- _Work to do_: The data below should be printed in full, exactly, and without any of its images.

# Start of Data entries

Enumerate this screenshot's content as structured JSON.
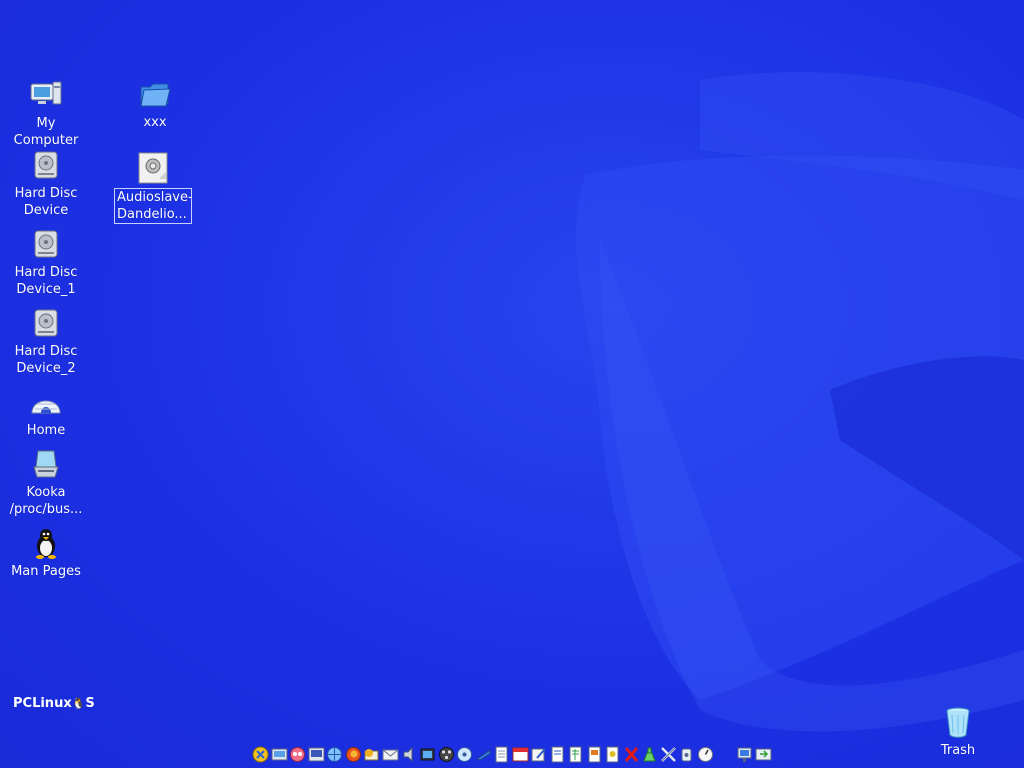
{
  "desktop": {
    "icons": [
      {
        "id": "my-computer",
        "label": "My\nComputer"
      },
      {
        "id": "hard-disc-device",
        "label": "Hard Disc\nDevice"
      },
      {
        "id": "hard-disc-device-1",
        "label": "Hard Disc\nDevice_1"
      },
      {
        "id": "hard-disc-device-2",
        "label": "Hard Disc\nDevice_2"
      },
      {
        "id": "home",
        "label": "Home"
      },
      {
        "id": "kooka",
        "label": "Kooka\n/proc/bus..."
      },
      {
        "id": "man-pages",
        "label": "Man Pages"
      },
      {
        "id": "xxx-folder",
        "label": "xxx"
      },
      {
        "id": "audioslave-file",
        "label": "Audioslave-\nDandelio..."
      },
      {
        "id": "trash",
        "label": "Trash"
      }
    ],
    "brand": {
      "text_left": "PCLinux",
      "text_right": "S"
    }
  },
  "taskbar": {
    "icons": [
      "kde-menu-icon",
      "show-desktop-icon",
      "eye-icon",
      "terminal-icon",
      "konqueror-icon",
      "firefox-icon",
      "thunderbird-icon",
      "kmail-icon",
      "speaker-icon",
      "video-icon",
      "film-reel-icon",
      "cd-player-icon",
      "k3b-icon",
      "document-icon",
      "calendar-icon",
      "edit-icon",
      "writer-icon",
      "calc-icon",
      "impress-icon",
      "draw-icon",
      "x-close-icon",
      "package-icon",
      "tools-icon",
      "info-icon",
      "clock-icon",
      "network-icon",
      "pager-icon"
    ]
  },
  "colors": {
    "desktop_bg": "#1f33e6",
    "label_text": "#ffffff"
  }
}
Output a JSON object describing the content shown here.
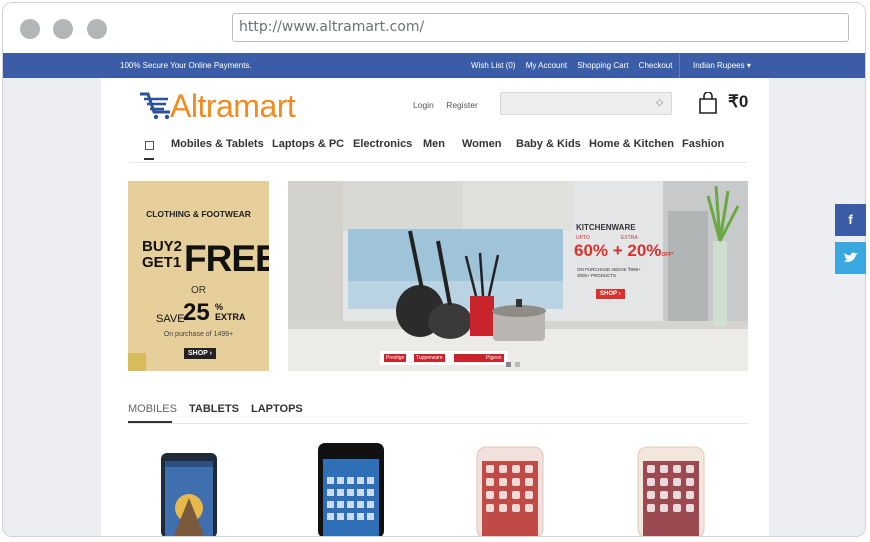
{
  "browser": {
    "url": "http://www.altramart.com/"
  },
  "topbar": {
    "secure_text": "100% Secure Your Online Payments.",
    "links": [
      "Wish List (0)",
      "My Account",
      "Shopping Cart",
      "Checkout"
    ],
    "currency": "Indian Rupees ▾"
  },
  "header": {
    "logo_text": "Altramart",
    "login": "Login",
    "register": "Register",
    "cart_total": "₹0"
  },
  "nav": {
    "items": [
      "Mobiles & Tablets",
      "Laptops & PC",
      "Electronics",
      "Men",
      "Women",
      "Baby & Kids",
      "Home & Kitchen",
      "Fashion"
    ]
  },
  "promo_left": {
    "heading": "CLOTHING & FOOTWEAR",
    "buy_line1": "BUY2",
    "buy_line2": "GET1",
    "free": "FREE",
    "or": "OR",
    "save": "SAVE",
    "percent": "25",
    "extra_top": "%",
    "extra_bottom": "EXTRA",
    "purchase_note": "On purchase of 1499+",
    "shop_label": "SHOP ›"
  },
  "promo_right": {
    "title": "KITCHENWARE",
    "upto": "UPTO",
    "extra": "EXTRA",
    "offer": "60% + 20%",
    "offer_suffix": "OFF*",
    "note_line1": "ON PURCHASE ABOVE ₹999+",
    "note_line2": "3000+ PRODUCTS",
    "shop_label": "SHOP ›",
    "brands": [
      "Prestige",
      "Tupperware",
      "",
      "Pigeon"
    ]
  },
  "product_tabs": {
    "tabs": [
      "MOBILES",
      "TABLETS",
      "LAPTOPS"
    ],
    "active": "MOBILES"
  },
  "social": {
    "facebook": "f",
    "twitter": "twitter-icon"
  },
  "colors": {
    "topbar": "#3b5da7",
    "logo": "#f28a1d",
    "accent_red": "#d9322e",
    "facebook": "#3b5da7",
    "twitter": "#3aa8e0"
  }
}
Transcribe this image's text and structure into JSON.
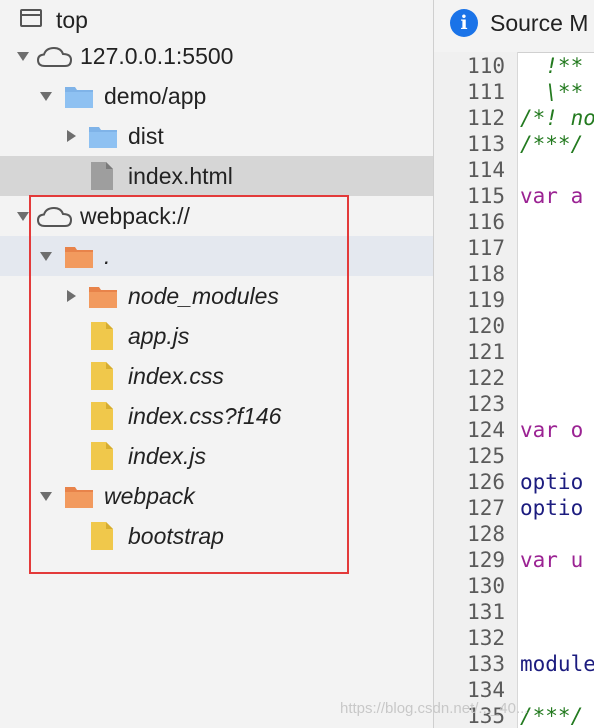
{
  "tree": {
    "top_label": "top",
    "origin_label": "127.0.0.1:5500",
    "demo_folder": "demo/app",
    "dist_folder": "dist",
    "index_html": "index.html",
    "webpack_origin": "webpack://",
    "dot_folder": ".",
    "node_modules": "node_modules",
    "app_js": "app.js",
    "index_css": "index.css",
    "index_css_hash": "index.css?f146",
    "index_js": "index.js",
    "webpack_folder": "webpack",
    "bootstrap": "bootstrap"
  },
  "editor": {
    "tab_title": "Source M",
    "lines": [
      {
        "n": "110",
        "text": "  !**",
        "cls": "comment"
      },
      {
        "n": "111",
        "text": "  \\**",
        "cls": "comment"
      },
      {
        "n": "112",
        "text": "/*! no",
        "cls": "comment"
      },
      {
        "n": "113",
        "text": "/***/",
        "cls": "comment"
      },
      {
        "n": "114",
        "text": "",
        "cls": ""
      },
      {
        "n": "115",
        "text": "var a",
        "cls": "keyword"
      },
      {
        "n": "116",
        "text": "",
        "cls": ""
      },
      {
        "n": "117",
        "text": "",
        "cls": ""
      },
      {
        "n": "118",
        "text": "",
        "cls": ""
      },
      {
        "n": "119",
        "text": "",
        "cls": ""
      },
      {
        "n": "120",
        "text": "",
        "cls": ""
      },
      {
        "n": "121",
        "text": "",
        "cls": ""
      },
      {
        "n": "122",
        "text": "",
        "cls": ""
      },
      {
        "n": "123",
        "text": "",
        "cls": ""
      },
      {
        "n": "124",
        "text": "var o",
        "cls": "keyword"
      },
      {
        "n": "125",
        "text": "",
        "cls": ""
      },
      {
        "n": "126",
        "text": "optio",
        "cls": "ident"
      },
      {
        "n": "127",
        "text": "optio",
        "cls": "ident"
      },
      {
        "n": "128",
        "text": "",
        "cls": ""
      },
      {
        "n": "129",
        "text": "var u",
        "cls": "keyword"
      },
      {
        "n": "130",
        "text": "",
        "cls": ""
      },
      {
        "n": "131",
        "text": "",
        "cls": ""
      },
      {
        "n": "132",
        "text": "",
        "cls": ""
      },
      {
        "n": "133",
        "text": "module",
        "cls": "ident"
      },
      {
        "n": "134",
        "text": "",
        "cls": ""
      },
      {
        "n": "135",
        "text": "/***/",
        "cls": "comment"
      }
    ]
  },
  "watermark": "https://blog.csdn.net/..._40..."
}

# End of Data entries

- _Expected answer_:
Enumerate this screenshot's content as structured JSON.
{
  "desktop": {
    "icons": [
      {
        "id": "my-computer",
        "label": "My\nComputer"
      },
      {
        "id": "hard-disc-device",
        "label": "Hard Disc\nDevice"
      },
      {
        "id": "hard-disc-device-1",
        "label": "Hard Disc\nDevice_1"
      },
      {
        "id": "hard-disc-device-2",
        "label": "Hard Disc\nDevice_2"
      },
      {
        "id": "home",
        "label": "Home"
      },
      {
        "id": "kooka",
        "label": "Kooka\n/proc/bus..."
      },
      {
        "id": "man-pages",
        "label": "Man Pages"
      },
      {
        "id": "xxx-folder",
        "label": "xxx"
      },
      {
        "id": "audioslave-file",
        "label": "Audioslave-\nDandelio..."
      },
      {
        "id": "trash",
        "label": "Trash"
      }
    ],
    "brand": {
      "text_left": "PCLinux",
      "text_right": "S"
    }
  },
  "taskbar": {
    "icons": [
      "kde-menu-icon",
      "show-desktop-icon",
      "eye-icon",
      "terminal-icon",
      "konqueror-icon",
      "firefox-icon",
      "thunderbird-icon",
      "kmail-icon",
      "speaker-icon",
      "video-icon",
      "film-reel-icon",
      "cd-player-icon",
      "k3b-icon",
      "document-icon",
      "calendar-icon",
      "edit-icon",
      "writer-icon",
      "calc-icon",
      "impress-icon",
      "draw-icon",
      "x-close-icon",
      "package-icon",
      "tools-icon",
      "info-icon",
      "clock-icon",
      "network-icon",
      "pager-icon"
    ]
  },
  "colors": {
    "desktop_bg": "#1f33e6",
    "label_text": "#ffffff"
  }
}
Output a JSON object describing the content shown here.
{
  "browser": {
    "url": "http://www.altramart.com/"
  },
  "topbar": {
    "secure_text": "100% Secure Your Online Payments.",
    "links": [
      "Wish List (0)",
      "My Account",
      "Shopping Cart",
      "Checkout"
    ],
    "currency": "Indian Rupees ▾"
  },
  "header": {
    "logo_text": "Altramart",
    "login": "Login",
    "register": "Register",
    "cart_total": "₹0"
  },
  "nav": {
    "items": [
      "Mobiles & Tablets",
      "Laptops & PC",
      "Electronics",
      "Men",
      "Women",
      "Baby & Kids",
      "Home & Kitchen",
      "Fashion"
    ]
  },
  "promo_left": {
    "heading": "CLOTHING & FOOTWEAR",
    "buy_line1": "BUY2",
    "buy_line2": "GET1",
    "free": "FREE",
    "or": "OR",
    "save": "SAVE",
    "percent": "25",
    "extra_top": "%",
    "extra_bottom": "EXTRA",
    "purchase_note": "On purchase of 1499+",
    "shop_label": "SHOP ›"
  },
  "promo_right": {
    "title": "KITCHENWARE",
    "upto": "UPTO",
    "extra": "EXTRA",
    "offer": "60% + 20%",
    "offer_suffix": "OFF*",
    "note_line1": "ON PURCHASE ABOVE ₹999+",
    "note_line2": "3000+ PRODUCTS",
    "shop_label": "SHOP ›",
    "brands": [
      "Prestige",
      "Tupperware",
      "",
      "Pigeon"
    ]
  },
  "product_tabs": {
    "tabs": [
      "MOBILES",
      "TABLETS",
      "LAPTOPS"
    ],
    "active": "MOBILES"
  },
  "social": {
    "facebook": "f",
    "twitter": "twitter-icon"
  },
  "colors": {
    "topbar": "#3b5da7",
    "logo": "#f28a1d",
    "accent_red": "#d9322e",
    "facebook": "#3b5da7",
    "twitter": "#3aa8e0"
  }
}
Transcribe this image's text and structure into JSON.
{
  "tree": {
    "top_label": "top",
    "origin_label": "127.0.0.1:5500",
    "demo_folder": "demo/app",
    "dist_folder": "dist",
    "index_html": "index.html",
    "webpack_origin": "webpack://",
    "dot_folder": ".",
    "node_modules": "node_modules",
    "app_js": "app.js",
    "index_css": "index.css",
    "index_css_hash": "index.css?f146",
    "index_js": "index.js",
    "webpack_folder": "webpack",
    "bootstrap": "bootstrap"
  },
  "editor": {
    "tab_title": "Source M",
    "lines": [
      {
        "n": "110",
        "text": "  !**",
        "cls": "comment"
      },
      {
        "n": "111",
        "text": "  \\**",
        "cls": "comment"
      },
      {
        "n": "112",
        "text": "/*! no",
        "cls": "comment"
      },
      {
        "n": "113",
        "text": "/***/",
        "cls": "comment"
      },
      {
        "n": "114",
        "text": "",
        "cls": ""
      },
      {
        "n": "115",
        "text": "var a",
        "cls": "keyword"
      },
      {
        "n": "116",
        "text": "",
        "cls": ""
      },
      {
        "n": "117",
        "text": "",
        "cls": ""
      },
      {
        "n": "118",
        "text": "",
        "cls": ""
      },
      {
        "n": "119",
        "text": "",
        "cls": ""
      },
      {
        "n": "120",
        "text": "",
        "cls": ""
      },
      {
        "n": "121",
        "text": "",
        "cls": ""
      },
      {
        "n": "122",
        "text": "",
        "cls": ""
      },
      {
        "n": "123",
        "text": "",
        "cls": ""
      },
      {
        "n": "124",
        "text": "var o",
        "cls": "keyword"
      },
      {
        "n": "125",
        "text": "",
        "cls": ""
      },
      {
        "n": "126",
        "text": "optio",
        "cls": "ident"
      },
      {
        "n": "127",
        "text": "optio",
        "cls": "ident"
      },
      {
        "n": "128",
        "text": "",
        "cls": ""
      },
      {
        "n": "129",
        "text": "var u",
        "cls": "keyword"
      },
      {
        "n": "130",
        "text": "",
        "cls": ""
      },
      {
        "n": "131",
        "text": "",
        "cls": ""
      },
      {
        "n": "132",
        "text": "",
        "cls": ""
      },
      {
        "n": "133",
        "text": "module",
        "cls": "ident"
      },
      {
        "n": "134",
        "text": "",
        "cls": ""
      },
      {
        "n": "135",
        "text": "/***/",
        "cls": "comment"
      }
    ]
  },
  "watermark": "https://blog.csdn.net/..._40..."
}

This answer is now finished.